# Task statement:
Return the number of lines that include the string "title", without any other text.

-- Start of Supplied material --

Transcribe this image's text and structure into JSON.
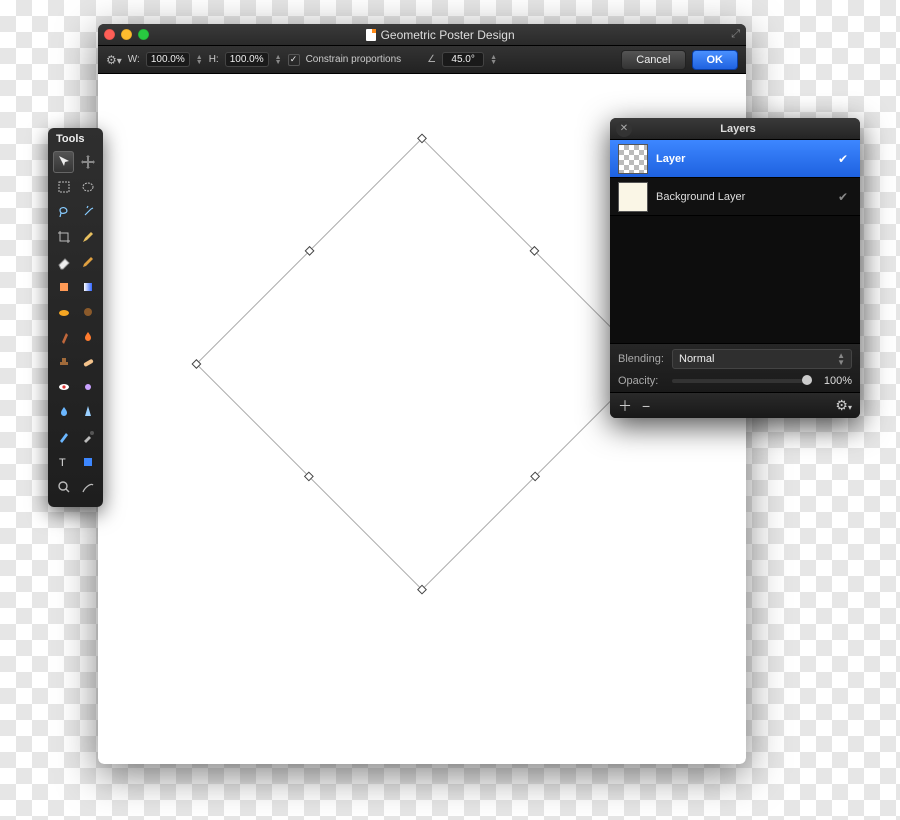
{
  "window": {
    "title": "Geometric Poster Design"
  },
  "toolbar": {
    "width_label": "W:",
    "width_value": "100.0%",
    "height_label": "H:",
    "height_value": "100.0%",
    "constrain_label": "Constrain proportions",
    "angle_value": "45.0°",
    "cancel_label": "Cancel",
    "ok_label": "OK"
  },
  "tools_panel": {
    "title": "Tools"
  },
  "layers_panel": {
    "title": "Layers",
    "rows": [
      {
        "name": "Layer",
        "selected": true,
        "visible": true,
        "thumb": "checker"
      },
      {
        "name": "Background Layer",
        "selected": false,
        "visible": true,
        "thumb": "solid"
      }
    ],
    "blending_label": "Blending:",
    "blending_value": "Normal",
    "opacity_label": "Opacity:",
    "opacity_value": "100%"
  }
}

-- End of Supplied material --
-- Start of Supplied material --

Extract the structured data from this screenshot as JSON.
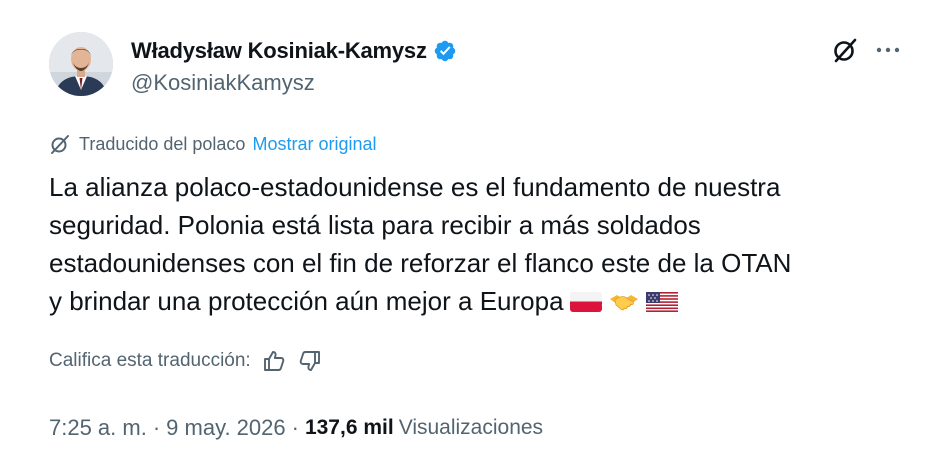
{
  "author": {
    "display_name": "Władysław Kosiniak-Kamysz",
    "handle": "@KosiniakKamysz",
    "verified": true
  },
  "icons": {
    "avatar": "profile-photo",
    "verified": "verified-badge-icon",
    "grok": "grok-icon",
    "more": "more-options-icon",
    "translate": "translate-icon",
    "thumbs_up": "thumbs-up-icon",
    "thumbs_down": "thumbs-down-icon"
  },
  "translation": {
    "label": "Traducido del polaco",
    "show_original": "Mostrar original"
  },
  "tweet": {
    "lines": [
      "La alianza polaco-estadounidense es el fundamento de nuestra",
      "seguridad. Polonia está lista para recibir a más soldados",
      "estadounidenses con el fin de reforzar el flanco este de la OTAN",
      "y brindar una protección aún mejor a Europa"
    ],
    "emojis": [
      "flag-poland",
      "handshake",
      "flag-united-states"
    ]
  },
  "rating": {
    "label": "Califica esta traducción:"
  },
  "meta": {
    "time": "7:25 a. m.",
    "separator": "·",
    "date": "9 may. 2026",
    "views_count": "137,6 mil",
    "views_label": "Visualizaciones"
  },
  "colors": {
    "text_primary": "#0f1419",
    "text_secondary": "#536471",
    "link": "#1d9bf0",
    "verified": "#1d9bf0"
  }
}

-- End of Supplied material --

# Response to this exercise:
3